* start RECORDS *
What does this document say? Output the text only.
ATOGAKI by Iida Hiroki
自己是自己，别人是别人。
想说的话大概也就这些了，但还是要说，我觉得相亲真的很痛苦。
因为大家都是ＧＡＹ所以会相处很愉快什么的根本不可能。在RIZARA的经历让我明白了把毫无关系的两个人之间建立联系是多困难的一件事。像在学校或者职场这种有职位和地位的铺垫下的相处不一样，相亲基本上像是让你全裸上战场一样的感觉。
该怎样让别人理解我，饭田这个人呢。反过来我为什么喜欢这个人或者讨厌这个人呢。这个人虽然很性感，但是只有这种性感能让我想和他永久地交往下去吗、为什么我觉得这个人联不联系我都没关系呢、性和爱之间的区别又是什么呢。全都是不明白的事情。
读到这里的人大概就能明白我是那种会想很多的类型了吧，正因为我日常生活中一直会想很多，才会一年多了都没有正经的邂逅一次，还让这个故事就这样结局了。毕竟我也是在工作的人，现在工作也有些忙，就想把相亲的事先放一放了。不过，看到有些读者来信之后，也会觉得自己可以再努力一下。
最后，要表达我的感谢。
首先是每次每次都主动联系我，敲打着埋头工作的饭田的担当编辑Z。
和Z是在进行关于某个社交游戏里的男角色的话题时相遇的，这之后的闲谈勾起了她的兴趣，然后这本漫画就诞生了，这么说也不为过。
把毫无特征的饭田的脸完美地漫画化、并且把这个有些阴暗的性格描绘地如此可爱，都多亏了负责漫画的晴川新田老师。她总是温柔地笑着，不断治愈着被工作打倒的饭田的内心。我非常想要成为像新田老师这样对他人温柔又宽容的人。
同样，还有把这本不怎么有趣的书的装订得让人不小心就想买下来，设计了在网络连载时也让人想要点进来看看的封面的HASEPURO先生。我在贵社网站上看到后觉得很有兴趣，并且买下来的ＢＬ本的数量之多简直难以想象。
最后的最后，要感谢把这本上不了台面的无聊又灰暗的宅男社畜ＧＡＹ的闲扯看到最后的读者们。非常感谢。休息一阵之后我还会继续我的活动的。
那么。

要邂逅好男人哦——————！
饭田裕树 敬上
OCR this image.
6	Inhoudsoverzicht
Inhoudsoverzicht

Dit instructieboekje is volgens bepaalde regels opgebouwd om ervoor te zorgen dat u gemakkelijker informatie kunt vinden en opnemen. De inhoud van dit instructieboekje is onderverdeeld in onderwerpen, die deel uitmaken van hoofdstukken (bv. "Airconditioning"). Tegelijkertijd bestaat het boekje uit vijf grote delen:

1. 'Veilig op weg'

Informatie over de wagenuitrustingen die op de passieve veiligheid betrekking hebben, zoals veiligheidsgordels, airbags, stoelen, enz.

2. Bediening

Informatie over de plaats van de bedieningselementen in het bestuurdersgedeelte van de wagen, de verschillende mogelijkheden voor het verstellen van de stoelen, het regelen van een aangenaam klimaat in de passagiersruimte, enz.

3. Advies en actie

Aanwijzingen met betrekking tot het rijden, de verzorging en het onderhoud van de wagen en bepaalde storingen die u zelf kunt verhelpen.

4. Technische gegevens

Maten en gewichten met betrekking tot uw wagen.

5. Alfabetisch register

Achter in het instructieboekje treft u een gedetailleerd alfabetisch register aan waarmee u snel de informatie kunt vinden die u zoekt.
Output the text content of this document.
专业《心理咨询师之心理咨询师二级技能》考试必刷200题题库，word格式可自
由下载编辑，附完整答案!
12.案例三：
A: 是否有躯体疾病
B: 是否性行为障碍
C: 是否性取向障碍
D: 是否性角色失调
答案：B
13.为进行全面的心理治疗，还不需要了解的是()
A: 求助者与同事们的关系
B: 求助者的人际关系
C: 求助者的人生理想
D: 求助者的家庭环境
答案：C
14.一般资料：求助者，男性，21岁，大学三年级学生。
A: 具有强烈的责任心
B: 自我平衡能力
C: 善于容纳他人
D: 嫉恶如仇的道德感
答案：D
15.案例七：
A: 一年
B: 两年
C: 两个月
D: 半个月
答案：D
* end RECORDS *
## PROBLEM DESCRIPTION:
Among the lines above, determine how many hold the word "Output"; report the figure alone.

## SOLUTION TO THIS TASK:
2